Task>
Copy each line of the data below with the word "text".

(Data entries)
* BEGIN *

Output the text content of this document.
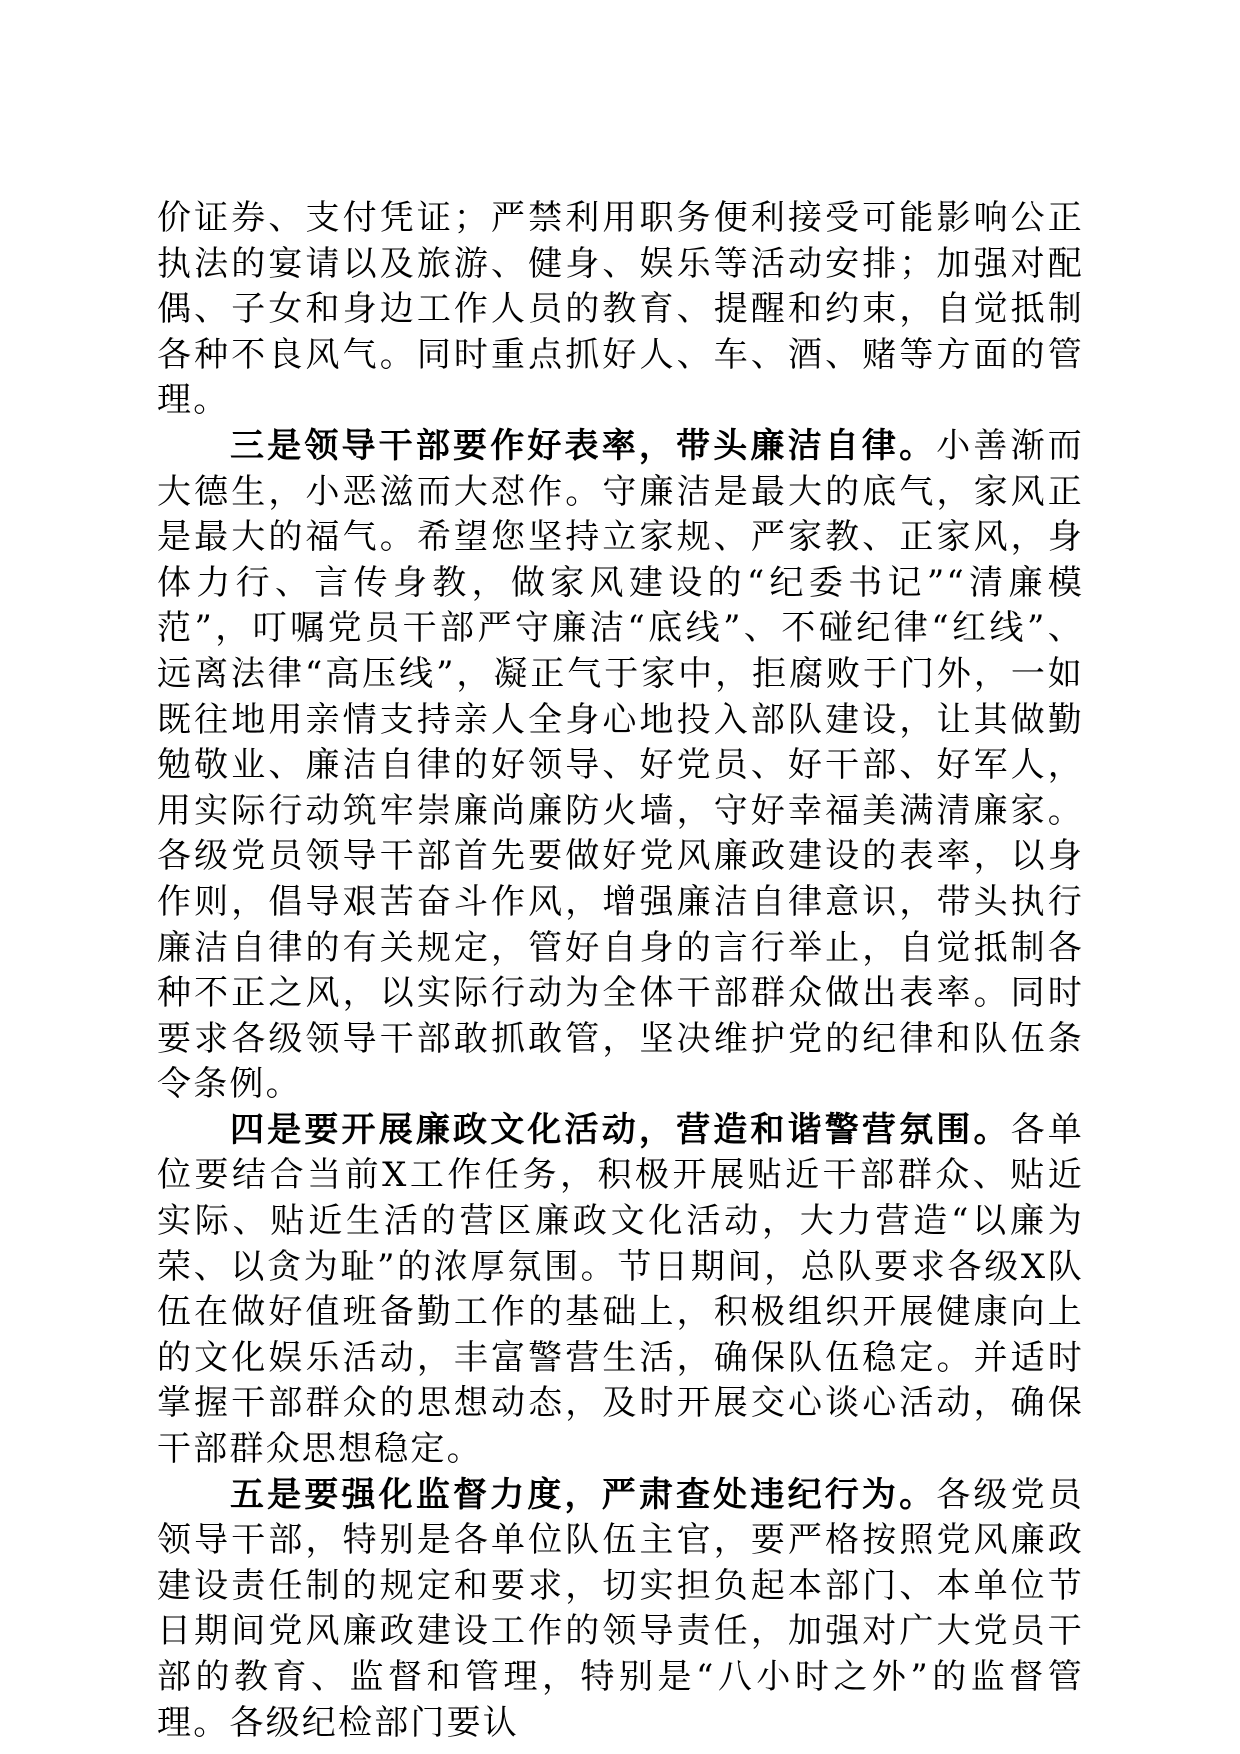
价证券、支付凭证；严禁利用职务便利接受可能影响公正执法的宴请以及旅游、健身、娱乐等活动安排；加强对配偶、子女和身边工作人员的教育、提醒和约束，自觉抵制各种不良风气。同时重点抓好人、车、酒、赌等方面的管理。

三是领导干部要作好表率，带头廉洁自律。小善渐而大德生，小恶滋而大怼作。守廉洁是最大的底气，家风正是最大的福气。希望您坚持立家规、严家教、正家风，身体力行、言传身教，做家风建设的“纪委书记”“清廉模范”，叮嘱党员干部严守廉洁“底线”、不碰纪律“红线”、远离法律“高压线”，凝正气于家中，拒腐败于门外，一如既往地用亲情支持亲人全身心地投入部队建设，让其做勤勉敬业、廉洁自律的好领导、好党员、好干部、好军人，用实际行动筑牢崇廉尚廉防火墙，守好幸福美满清廉家。各级党员领导干部首先要做好党风廉政建设的表率，以身作则，倡导艰苦奋斗作风，增强廉洁自律意识，带头执行廉洁自律的有关规定，管好自身的言行举止，自觉抵制各种不正之风，以实际行动为全体干部群众做出表率。同时要求各级领导干部敢抓敢管，坚决维护党的纪律和队伍条令条例。

四是要开展廉政文化活动，营造和谐警营氛围。各单位要结合当前X工作任务，积极开展贴近干部群众、贴近实际、贴近生活的营区廉政文化活动，大力营造“以廉为荣、以贪为耻”的浓厚氛围。节日期间，总队要求各级X队伍在做好值班备勤工作的基础上，积极组织开展健康向上的文化娱乐活动，丰富警营生活，确保队伍稳定。并适时掌握干部群众的思想动态，及时开展交心谈心活动，确保干部群众思想稳定。

五是要强化监督力度，严肃查处违纪行为。各级党员领导干部，特别是各单位队伍主官，要严格按照党风廉政建设责任制的规定和要求，切实担负起本部门、本单位节日期间党风廉政建设工作的领导责任，加强对广大党员干部的教育、监督和管理，特别是“八小时之外”的监督管理。各级纪检部门要认
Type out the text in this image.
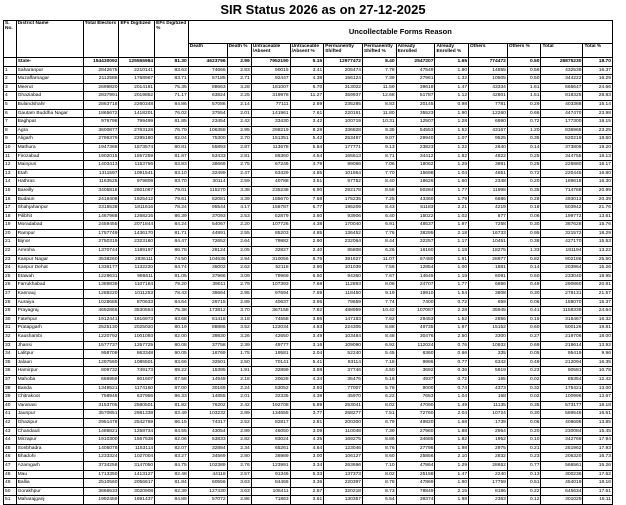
SIR Status 2026 as on 27-12-2025
S. No.	District Name	Total Electors	EFs Digitized	EFs Digitized %	Uncollectable Forms Reason											
					Death	Death %	Untraceable /Absent	Untraceable /Absent %	Permanently Shifted	Permanently Shifted %	Already Enrolled	Already Enrolled %	Others	Others %	Total	Total %
	State-	154430092	125555984	81.30	4623796	2.99	7952190	5.15	12977472	8.40	2547207	1.65	774472	0.50	28875230	18.70
1	Saharanpur	2842675	2210141	83.63	74666	2.83	90015	3.41	205474	7.78	47549	1.80	14855	0.56	432539	16.37
2	Muzaffarnagar	2112586	1768967	83.71	57185	2.71	92447	4.38	156124	7.39	27961	1.32	10505	0.50	344222	16.29
3	Meerut	2699820	2014181	75.35	88663	3.28	181007	6.70	313022	11.59	39618	1.47	43334	1.61	665647	24.66
4	Ghaziabad	2837991	2019852	71.17	63824	2.25	319978	11.27	359937	12.68	51787	1.12	42801	1.51	818325	28.83
5	Bulandshahr	2863718	2260348	84.86	57086	2.14	77111	2.89	235285	8.83	20145	0.98	7781	0.29	403388	15.14
6	Gautam Buddha Nagar	1865672	1418201	76.02	37554	2.01	141961	7.61	220161	11.80	35523	1.90	12260	0.66	447470	23.98
7	Baghpat	976798	799499	81.85	23454	2.42	33430	3.42	100719	10.31	12507	1.28	6990	0.72	177300	18.15
8	Agra	3600877	2763128	76.79	106358	2.95	298219	8.28	336828	9.35	54553	1.52	43167	1.20	836965	23.25
9	Aligarh	2796379	2295180	82.04	75300	2.70	151351	5.42	253497	9.07	29940	1.07	9525	0.35	520219	18.60
10	Mathura	1947368	1573574	80.81	55893	2.87	113678	5.84	177771	9.13	23823	1.22	2640	0.14	373805	19.20
11	Firozabad	1902015	1557259	81.87	53433	2.81	86360	4.54	165613	8.71	34412	1.82	4822	0.25	344755	18.13
12	Mainpuri	1403413	1153756	83.83	38669	2.75	67246	4.79	99066	7.06	18062	1.29	3881	0.28	226880	16.17
13	Etah	1311597	1091541	83.10	32499	2.47	63429	4.85	101864	7.70	15698	1.04	4651	0.72	220445	16.80
14	Hathras	1163525	979809	83.70	30114	2.59	40788	3.51	97752	8.40	18626	1.60	2348	0.20	189618	16.30
15	Bareilly	3405818	2601067	79.01	115270	3.38	235238	6.90	292178	8.58	50284	1.77	11998	0.35	714768	20.99
16	Budaun	2419408	1925412	79.61	82081	3.39	185670	7.68	175235	7.25	43360	1.79	6686	0.28	493013	20.39
17	Shahjahanpur	2315538	1811616	78.24	95544	4.17	156787	6.77	195209	8.43	51183	2.21	4219	0.18	503942	21.76
18	Pilibhit	1467988	1268216	86.39	37093	2.53	52879	3.60	93906	6.40	15022	1.02	877	0.06	199772	13.61
19	Moradabad	2459455	2071844	84.24	54067	2.20	107726	4.38	170040	6.91	48537	1.97	7258	0.30	387628	15.76
20	Rampur	1757749	1436170	81.71	44891	2.55	85203	4.85	136452	7.76	38295	2.18	16733	0.95	321572	18.29
21	Bijnor	2750319	2323160	84.47	72652	2.64	79882	2.90	232064	8.44	32257	1.17	10451	0.38	427170	15.53
22	Amroha	1370744	1189197	86.78	28124	2.05	32827	2.40	85808	6.26	16160	1.18	18275	1.33	181194	13.22
23	Kanpur Nagar	3538260	2836111	74.50	104636	2.94	310056	8.76	391627	11.07	67480	1.91	28977	0.82	902186	25.50
24	Kanpur Dehat	1336177	1132220	84.74	35002	2.62	52118	3.90	101039	7.56	12854	1.00	1881	0.14	203964	15.26
25	Etawah	1229631	986611	81.05	37966	3.09	79969	6.50	94360	7.67	14645	1.19	6091	0.50	233040	18.95
26	Farrukhabad	1389839	1107184	79.20	39011	2.79	107393	7.68	112893	8.08	24707	1.77	6856	0.49	290860	20.81
27	Kannauj	1289220	1011253	78.43	38664	2.95	97694	7.59	118450	9.19	19910	1.54	3808	0.30	278131	21.57
28	Auraiya	1028685	870633	84.64	29715	2.89	40637	3.95	79659	7.74	7400	0.72	659	0.06	158070	15.37
29	Prayagraj	4692866	3530554	75.38	173812	3.70	367158	7.82	488959	10.42	107087	2.28	35945	0.41	1158339	24.64
30	Fatehpur	1912441	1616973	83.68	61418	3.18	74558	3.86	147183	7.62	29453	1.52	2856	0.15	315467	16.32
31	Pratapgarh	2525130	2025020	80.19	88886	3.52	122034	4.83	224305	8.88	49735	1.97	15152	0.60	500126	19.81
32	Kaushambi	1220792	1001093	82.00	39830	3.26	42650	3.49	103484	8.48	30476	2.50	3300	0.27	219706	18.00
33	Jhansi	1577737	1257725	80.08	37758	2.39	49777	3.16	109090	6.92	112024	0.76	10932	0.69	219614	13.92
34	Lalitpur	958709	863348	90.05	16769	1.75	19581	2.04	52240	5.45	6360	0.66	335	0.05	95419	9.96
35	Jalaun	1297560	1085501	83.66	32501	2.50	70141	5.41	93114	7.18	9996	0.77	6342	0.49	212094	16.35
36	Hamirpur	809732	749173	89.22	15395	1.91	32899	3.88	37746	4.50	3692	0.36	5919	0.23	90581	10.78
37	Mahoba	686959	601607	87.58	14949	2.18	20628	4.34	35476	5.16	4937	0.72	165	0.02	85354	12.42
38	Banda	1349521	1174160	87.00	30169	2.24	53052	3.93	77007	5.78	9000	0.74	4373	0.32	175421	13.00
39	Chitrakoot	758948	637956	86.33	14855	2.01	32335	4.38	45970	6.22	7653	1.04	168	0.02	100996	13.67
40	Varanasi	3153705	2580501	81.82	76202	2.42	192708	5.89	253041	8.02	47090	1.49	11135	0.35	573177	18.18
41	Jaunpur	3570851	2981338	83.49	103232	2.89	134655	3.77	268277	7.51	72760	2.04	10724	0.30	589546	16.51
42	Ghazipur	2951478	2542769	86.15	74317	2.52	82817	2.81	200300	6.79	49820	1.68	1739	0.06	408696	13.85
43	Chandauli	1486821	1258734	84.55	43054	2.89	46050	3.09	110048	7.39	27960	1.88	2954	0.20	230084	15.45
44	Mirzapur	1910300	1567538	82.06	53833	2.82	83024	4.35	169275	8.86	34685	1.82	1952	0.10	342769	17.94
45	Sonbhadra	1405078	1153114	82.07	32884	2.34	65261	4.64	123046	8.76	27796	1.98	2975	0.21	251962	17.93
46	Bhadohi	1233324	1027004	83.27	34569	2.80	36989	3.00	106127	8.60	25856	2.10	2832	0.23	206320	16.73
47	Azamgarh	3734258	3147050	84.75	102389	2.76	123991	3.34	263696	7.10	47864	1.29	28652	0.77	566561	15.26
48	Mau	1713350	1413127	82.48	44118	2.57	91346	5.33	137373	8.02	25158	1.47	2240	0.13	300236	17.52
49	Ballia	2510560	2056617	81.84	60556	3.63	84466	3.36	220397	8.78	47869	1.90	17759	0.51	454019	18.16
50	Gorakhpur	3666533	3020908	82.39	127430	3.63	105411	2.87	320218	8.73	78849	2.15	8186	0.22	645634	17.61
51	Maharajganj	1992459	1691437	84.89	57072	2.86	71863	3.61	130357	6.54	39374	1.98	2363	0.12	301029	15.11
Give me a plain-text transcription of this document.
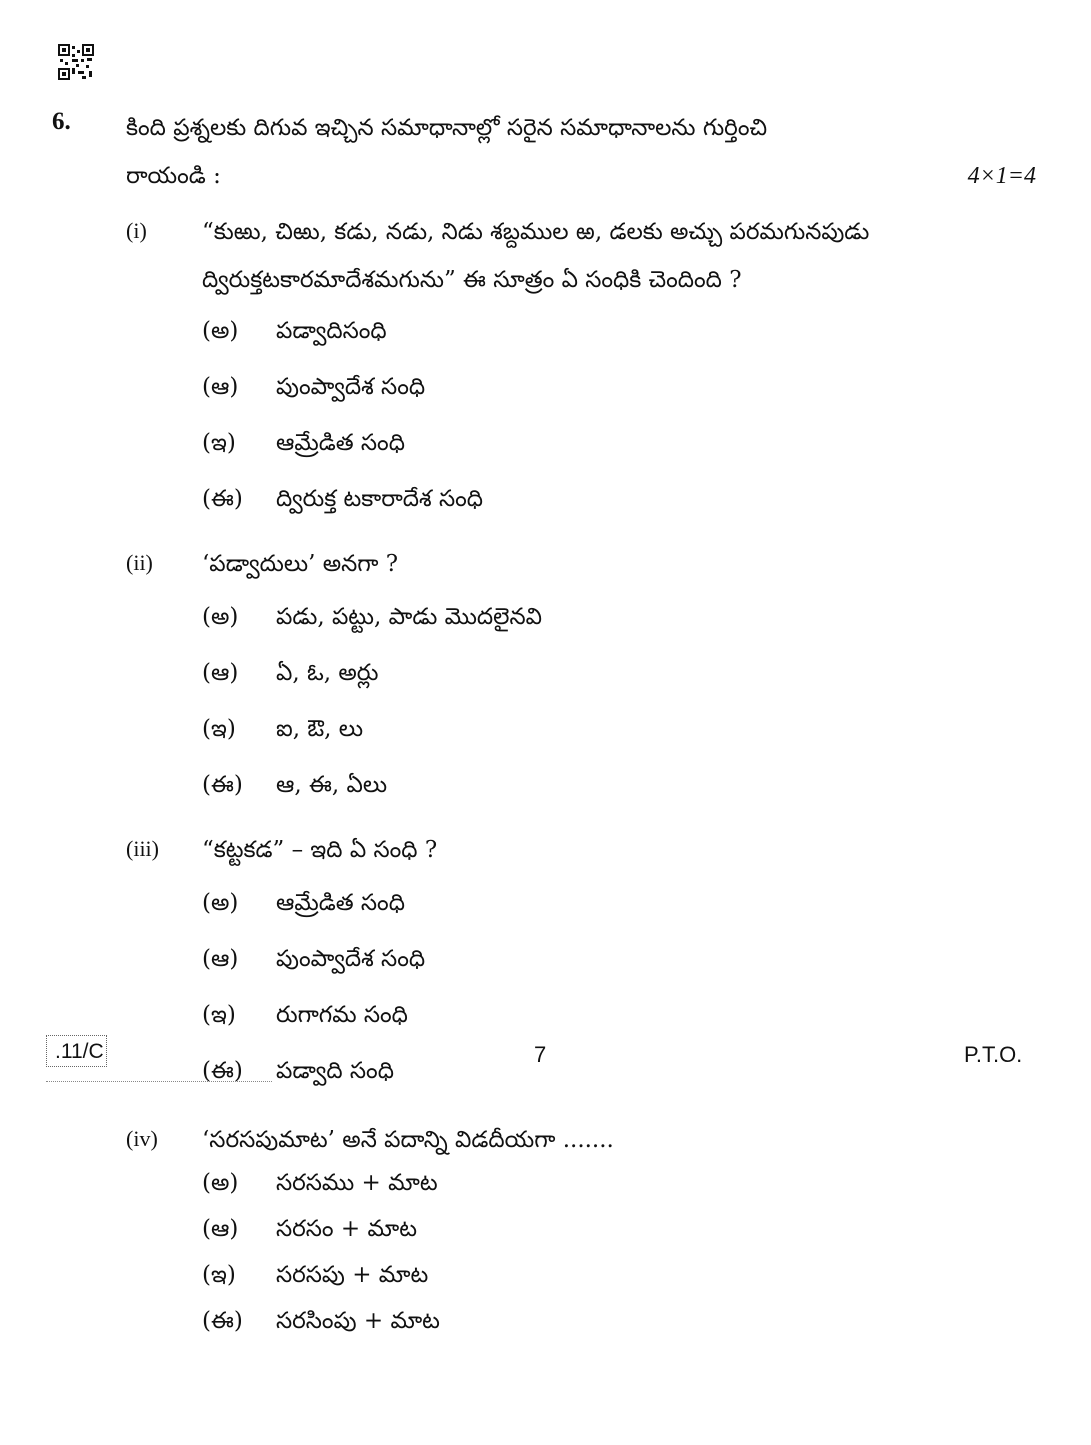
6. కింది ప్రశ్నలకు దిగువ ఇచ్చిన సమాధానాల్లో సరైన సమాధానాలను గుర్తించి
రాయండి :	4×1=4
(i) “కుఱు, చిఱు, కడు, నడు, నిడు శబ్దముల ఱ, డలకు అచ్చు పరమగునపుడు ద్విరుక్తటకారమాదేశమగును” ఈ సూత్రం ఏ సంధికి చెందింది ?
(అ) పడ్వాదిసంధి
(ఆ) పుంప్వాదేశ సంధి
(ఇ) ఆమ్రేడిత సంధి
(ఈ) ద్విరుక్త టకారాదేశ సంధి
(ii) ‘పడ్వాదులు’ అనగా ?
(అ) పడు, పట్టు, పాడు మొదలైనవి
(ఆ) ఏ, ఓ, అర్లు
(ఇ) ఐ, ఔ, లు
(ఈ) ఆ, ఈ, ఏలు
(iii) “కట్టకడ” – ఇది ఏ సంధి ?
(అ) ఆమ్రేడిత సంధి
(ఆ) పుంప్వాదేశ సంధి
(ఇ) రుగాగమ సంధి
(ఈ) పడ్వాది సంధి
(iv) ‘సరసపుమాట’ అనే పదాన్ని విడదీయగా .......
(అ) సరసము + మాట
(ఆ) సరసం + మాట
(ఇ) సరసపు + మాట
(ఈ) సరసింపు + మాట
.11/C	7	P.T.O.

* END *

Output of the task>
Output the text content of this document.
Type out the text in this image.
Give me a plain-text transcription of this document.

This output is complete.